What needs to be done: Note how many lines contain "true" and give that number, with nothing else.

Material provided:
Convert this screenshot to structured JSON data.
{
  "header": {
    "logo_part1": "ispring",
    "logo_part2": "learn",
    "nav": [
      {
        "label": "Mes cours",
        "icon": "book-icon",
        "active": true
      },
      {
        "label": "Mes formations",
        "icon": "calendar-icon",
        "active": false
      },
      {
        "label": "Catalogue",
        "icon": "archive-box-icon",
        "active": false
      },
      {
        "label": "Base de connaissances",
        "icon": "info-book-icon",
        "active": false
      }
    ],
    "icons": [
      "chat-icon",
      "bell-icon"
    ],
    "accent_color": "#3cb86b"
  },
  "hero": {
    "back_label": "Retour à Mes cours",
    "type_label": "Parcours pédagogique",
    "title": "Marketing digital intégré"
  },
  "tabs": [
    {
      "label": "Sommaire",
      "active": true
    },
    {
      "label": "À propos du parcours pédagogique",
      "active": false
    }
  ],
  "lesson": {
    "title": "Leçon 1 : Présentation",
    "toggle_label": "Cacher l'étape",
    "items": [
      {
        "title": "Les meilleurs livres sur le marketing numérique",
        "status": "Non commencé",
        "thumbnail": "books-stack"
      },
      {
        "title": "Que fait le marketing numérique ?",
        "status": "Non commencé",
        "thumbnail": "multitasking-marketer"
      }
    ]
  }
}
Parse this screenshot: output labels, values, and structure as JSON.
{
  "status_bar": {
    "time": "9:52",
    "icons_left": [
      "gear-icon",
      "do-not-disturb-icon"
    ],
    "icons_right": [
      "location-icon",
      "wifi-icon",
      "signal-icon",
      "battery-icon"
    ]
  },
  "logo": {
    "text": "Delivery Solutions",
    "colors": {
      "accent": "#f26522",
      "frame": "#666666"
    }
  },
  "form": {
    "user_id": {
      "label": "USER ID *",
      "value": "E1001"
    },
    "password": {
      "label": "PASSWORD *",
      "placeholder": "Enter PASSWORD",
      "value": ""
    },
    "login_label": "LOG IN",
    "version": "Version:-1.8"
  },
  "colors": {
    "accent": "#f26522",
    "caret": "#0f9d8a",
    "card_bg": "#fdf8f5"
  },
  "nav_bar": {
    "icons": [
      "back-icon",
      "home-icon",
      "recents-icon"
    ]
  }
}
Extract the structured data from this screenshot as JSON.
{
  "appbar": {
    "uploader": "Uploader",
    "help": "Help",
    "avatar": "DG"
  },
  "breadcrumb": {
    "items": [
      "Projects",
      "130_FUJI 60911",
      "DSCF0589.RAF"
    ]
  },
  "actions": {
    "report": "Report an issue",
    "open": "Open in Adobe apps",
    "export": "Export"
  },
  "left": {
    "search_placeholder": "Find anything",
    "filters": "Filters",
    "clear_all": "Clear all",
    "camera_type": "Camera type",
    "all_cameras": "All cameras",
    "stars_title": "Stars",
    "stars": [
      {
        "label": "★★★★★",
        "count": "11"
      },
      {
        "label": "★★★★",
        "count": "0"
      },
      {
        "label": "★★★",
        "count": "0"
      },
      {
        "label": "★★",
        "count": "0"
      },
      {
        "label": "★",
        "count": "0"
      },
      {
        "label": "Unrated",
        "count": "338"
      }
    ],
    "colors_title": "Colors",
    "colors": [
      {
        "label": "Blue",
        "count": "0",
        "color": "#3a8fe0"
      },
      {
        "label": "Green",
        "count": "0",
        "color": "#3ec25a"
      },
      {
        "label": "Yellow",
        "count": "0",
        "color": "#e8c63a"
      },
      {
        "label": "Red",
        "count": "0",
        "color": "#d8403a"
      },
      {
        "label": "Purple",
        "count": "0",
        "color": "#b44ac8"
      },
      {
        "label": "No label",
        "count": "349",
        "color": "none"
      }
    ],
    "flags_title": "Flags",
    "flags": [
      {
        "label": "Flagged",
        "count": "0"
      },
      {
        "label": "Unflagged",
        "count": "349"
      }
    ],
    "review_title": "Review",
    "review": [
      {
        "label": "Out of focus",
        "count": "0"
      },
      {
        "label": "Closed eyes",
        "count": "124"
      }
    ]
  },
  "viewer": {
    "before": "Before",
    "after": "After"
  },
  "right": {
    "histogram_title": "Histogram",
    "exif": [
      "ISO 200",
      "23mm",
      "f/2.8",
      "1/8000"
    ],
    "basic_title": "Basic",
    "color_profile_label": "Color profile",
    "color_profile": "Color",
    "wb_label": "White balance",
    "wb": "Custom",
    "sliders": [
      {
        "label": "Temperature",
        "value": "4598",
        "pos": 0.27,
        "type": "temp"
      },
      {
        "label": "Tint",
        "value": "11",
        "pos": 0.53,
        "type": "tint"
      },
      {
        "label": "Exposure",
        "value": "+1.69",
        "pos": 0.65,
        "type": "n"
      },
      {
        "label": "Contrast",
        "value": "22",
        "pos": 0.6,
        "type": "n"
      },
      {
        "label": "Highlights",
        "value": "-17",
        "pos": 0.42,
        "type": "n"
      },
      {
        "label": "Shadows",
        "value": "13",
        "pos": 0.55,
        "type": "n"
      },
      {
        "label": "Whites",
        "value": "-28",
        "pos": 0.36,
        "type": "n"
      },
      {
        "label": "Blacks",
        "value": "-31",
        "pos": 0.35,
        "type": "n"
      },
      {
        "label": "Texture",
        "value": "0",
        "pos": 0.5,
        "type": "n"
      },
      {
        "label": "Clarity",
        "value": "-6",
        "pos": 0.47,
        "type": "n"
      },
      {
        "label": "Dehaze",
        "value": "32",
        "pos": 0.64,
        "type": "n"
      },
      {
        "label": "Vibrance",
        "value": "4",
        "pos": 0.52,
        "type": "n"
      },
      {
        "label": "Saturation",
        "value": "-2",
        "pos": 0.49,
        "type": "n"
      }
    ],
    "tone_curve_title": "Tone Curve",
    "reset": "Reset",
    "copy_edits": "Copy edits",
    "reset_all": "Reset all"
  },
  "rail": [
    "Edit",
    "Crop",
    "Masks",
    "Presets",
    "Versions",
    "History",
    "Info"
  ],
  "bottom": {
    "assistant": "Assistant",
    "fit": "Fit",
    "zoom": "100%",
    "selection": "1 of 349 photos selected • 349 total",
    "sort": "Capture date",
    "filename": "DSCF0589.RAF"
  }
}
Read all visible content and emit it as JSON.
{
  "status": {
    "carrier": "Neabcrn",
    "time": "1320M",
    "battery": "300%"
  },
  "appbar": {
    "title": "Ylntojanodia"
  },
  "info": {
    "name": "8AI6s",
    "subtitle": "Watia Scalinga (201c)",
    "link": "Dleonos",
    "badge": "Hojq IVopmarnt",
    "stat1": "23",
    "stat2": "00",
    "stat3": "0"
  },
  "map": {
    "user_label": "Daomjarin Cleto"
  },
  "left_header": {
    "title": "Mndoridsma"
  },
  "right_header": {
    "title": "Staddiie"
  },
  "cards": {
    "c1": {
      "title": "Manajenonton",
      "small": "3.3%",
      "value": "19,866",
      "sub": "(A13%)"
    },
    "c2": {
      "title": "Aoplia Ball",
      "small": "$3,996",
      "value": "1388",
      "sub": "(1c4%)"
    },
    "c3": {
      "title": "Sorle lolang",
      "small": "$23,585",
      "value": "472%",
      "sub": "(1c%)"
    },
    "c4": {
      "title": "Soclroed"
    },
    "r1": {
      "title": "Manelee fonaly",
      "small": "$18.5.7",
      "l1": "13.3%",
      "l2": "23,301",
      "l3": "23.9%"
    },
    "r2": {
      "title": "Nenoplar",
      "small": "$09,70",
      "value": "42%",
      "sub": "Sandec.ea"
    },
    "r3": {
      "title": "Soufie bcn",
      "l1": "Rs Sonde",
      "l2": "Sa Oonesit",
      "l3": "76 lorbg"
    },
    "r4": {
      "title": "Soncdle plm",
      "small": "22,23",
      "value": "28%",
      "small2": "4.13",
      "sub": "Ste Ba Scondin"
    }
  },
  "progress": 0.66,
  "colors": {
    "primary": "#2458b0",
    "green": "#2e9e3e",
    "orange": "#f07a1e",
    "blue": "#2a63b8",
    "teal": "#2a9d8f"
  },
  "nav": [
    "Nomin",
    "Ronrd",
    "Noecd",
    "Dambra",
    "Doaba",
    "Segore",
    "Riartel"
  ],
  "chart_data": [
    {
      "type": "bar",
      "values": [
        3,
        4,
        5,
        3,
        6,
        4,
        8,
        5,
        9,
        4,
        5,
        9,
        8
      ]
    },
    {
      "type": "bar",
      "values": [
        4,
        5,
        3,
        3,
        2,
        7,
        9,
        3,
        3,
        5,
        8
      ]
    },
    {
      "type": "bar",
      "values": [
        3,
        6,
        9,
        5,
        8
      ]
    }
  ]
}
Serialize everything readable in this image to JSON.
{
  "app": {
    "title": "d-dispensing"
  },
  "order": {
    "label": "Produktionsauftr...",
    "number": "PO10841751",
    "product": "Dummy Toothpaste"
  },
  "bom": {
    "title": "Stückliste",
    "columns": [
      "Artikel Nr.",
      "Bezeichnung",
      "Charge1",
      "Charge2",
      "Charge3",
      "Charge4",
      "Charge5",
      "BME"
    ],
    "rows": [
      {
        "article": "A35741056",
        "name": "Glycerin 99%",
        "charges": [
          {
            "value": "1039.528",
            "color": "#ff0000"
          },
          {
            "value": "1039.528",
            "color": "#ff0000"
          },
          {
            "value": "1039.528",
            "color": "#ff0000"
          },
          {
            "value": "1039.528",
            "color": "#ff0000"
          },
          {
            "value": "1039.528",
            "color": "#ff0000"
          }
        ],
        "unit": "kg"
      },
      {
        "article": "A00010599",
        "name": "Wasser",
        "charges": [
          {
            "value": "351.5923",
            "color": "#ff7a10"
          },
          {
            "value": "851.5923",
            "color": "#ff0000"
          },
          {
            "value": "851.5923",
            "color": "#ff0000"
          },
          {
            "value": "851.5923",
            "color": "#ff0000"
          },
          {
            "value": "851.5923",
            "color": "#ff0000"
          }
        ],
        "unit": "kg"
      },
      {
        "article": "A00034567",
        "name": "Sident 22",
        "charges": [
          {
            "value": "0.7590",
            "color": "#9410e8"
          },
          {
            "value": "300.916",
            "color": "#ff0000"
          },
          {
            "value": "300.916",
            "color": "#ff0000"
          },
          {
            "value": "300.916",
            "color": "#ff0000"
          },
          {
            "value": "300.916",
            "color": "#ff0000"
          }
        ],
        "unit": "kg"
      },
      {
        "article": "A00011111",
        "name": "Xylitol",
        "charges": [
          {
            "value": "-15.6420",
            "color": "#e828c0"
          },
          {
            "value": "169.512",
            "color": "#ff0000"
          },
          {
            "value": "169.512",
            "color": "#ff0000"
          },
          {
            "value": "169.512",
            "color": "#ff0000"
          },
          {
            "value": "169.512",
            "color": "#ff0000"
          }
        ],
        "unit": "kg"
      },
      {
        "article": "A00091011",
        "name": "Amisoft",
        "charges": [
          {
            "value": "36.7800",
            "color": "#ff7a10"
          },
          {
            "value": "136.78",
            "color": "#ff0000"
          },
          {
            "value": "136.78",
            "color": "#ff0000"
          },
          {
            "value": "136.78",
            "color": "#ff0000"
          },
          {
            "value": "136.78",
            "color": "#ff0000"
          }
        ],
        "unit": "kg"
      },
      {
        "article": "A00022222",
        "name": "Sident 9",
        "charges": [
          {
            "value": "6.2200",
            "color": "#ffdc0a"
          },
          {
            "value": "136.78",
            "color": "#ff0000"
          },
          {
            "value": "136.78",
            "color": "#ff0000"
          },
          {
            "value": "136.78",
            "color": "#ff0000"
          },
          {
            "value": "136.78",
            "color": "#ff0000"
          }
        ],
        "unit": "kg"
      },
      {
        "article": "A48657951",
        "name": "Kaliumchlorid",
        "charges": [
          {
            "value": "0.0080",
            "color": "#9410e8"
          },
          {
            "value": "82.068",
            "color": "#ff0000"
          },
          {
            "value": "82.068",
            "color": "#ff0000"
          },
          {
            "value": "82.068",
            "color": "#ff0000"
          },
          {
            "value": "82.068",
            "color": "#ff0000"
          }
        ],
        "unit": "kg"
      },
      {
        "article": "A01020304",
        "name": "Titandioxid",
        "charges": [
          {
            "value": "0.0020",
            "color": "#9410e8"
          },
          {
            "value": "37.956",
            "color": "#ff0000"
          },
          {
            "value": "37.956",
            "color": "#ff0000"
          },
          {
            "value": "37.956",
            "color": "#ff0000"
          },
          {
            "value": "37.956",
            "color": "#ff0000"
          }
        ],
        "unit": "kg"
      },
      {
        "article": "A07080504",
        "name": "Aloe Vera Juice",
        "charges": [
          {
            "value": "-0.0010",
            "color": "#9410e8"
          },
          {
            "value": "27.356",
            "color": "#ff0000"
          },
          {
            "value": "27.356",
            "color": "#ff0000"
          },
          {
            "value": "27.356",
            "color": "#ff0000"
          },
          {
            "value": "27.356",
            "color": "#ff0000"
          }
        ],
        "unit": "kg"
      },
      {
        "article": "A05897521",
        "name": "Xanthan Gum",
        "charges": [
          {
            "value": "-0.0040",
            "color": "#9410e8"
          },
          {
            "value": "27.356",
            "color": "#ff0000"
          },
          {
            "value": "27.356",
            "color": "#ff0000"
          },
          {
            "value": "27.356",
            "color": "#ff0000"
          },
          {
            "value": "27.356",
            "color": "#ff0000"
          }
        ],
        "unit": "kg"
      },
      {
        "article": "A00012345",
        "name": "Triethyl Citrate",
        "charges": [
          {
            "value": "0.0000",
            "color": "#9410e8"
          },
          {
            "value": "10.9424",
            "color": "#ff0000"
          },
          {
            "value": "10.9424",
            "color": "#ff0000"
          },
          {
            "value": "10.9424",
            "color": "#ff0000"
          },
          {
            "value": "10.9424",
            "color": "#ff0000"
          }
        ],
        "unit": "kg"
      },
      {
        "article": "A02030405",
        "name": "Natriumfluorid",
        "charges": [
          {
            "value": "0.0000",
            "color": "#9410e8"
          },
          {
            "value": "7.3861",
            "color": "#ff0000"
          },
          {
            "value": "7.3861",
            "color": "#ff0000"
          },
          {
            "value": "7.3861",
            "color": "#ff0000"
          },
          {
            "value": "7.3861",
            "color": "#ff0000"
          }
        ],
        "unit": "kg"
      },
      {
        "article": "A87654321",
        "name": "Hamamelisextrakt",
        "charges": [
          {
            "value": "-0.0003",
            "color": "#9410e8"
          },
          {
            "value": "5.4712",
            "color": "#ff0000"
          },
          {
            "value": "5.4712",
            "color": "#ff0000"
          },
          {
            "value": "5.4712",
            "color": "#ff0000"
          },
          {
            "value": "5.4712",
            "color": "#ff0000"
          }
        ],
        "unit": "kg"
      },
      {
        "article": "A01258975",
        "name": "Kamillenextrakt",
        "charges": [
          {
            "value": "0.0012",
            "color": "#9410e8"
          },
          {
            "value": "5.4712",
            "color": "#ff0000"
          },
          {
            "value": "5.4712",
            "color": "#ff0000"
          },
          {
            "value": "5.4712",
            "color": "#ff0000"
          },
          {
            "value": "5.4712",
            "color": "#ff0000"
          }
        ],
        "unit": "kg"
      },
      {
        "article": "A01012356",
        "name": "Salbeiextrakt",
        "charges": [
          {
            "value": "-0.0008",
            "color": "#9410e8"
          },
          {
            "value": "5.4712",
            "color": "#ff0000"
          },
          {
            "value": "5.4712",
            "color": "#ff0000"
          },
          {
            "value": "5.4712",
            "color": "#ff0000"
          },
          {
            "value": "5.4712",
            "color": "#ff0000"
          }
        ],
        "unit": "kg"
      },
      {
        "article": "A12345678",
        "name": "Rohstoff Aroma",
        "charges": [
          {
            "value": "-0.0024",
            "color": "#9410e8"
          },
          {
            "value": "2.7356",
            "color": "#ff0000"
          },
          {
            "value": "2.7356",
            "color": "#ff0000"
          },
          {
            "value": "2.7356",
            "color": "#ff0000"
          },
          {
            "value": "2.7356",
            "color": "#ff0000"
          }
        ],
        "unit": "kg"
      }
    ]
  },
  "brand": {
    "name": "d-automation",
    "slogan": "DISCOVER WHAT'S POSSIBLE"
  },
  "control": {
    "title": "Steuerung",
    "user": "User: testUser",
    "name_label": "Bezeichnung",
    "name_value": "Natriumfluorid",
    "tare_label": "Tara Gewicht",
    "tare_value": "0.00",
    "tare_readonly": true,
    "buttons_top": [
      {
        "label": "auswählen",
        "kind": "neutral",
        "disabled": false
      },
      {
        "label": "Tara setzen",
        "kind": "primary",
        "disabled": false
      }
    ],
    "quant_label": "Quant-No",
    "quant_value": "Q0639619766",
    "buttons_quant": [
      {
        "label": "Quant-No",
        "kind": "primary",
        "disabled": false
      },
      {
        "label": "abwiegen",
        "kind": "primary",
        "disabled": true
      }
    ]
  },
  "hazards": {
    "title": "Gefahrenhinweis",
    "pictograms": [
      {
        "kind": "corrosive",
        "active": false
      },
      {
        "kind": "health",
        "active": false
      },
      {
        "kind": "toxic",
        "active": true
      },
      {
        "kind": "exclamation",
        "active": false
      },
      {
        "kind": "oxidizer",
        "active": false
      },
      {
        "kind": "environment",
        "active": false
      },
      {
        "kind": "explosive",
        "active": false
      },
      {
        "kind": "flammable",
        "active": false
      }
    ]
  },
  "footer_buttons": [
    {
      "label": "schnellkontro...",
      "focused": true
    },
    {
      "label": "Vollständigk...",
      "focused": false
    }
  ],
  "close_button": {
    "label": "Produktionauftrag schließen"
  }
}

Result of the exercise: 6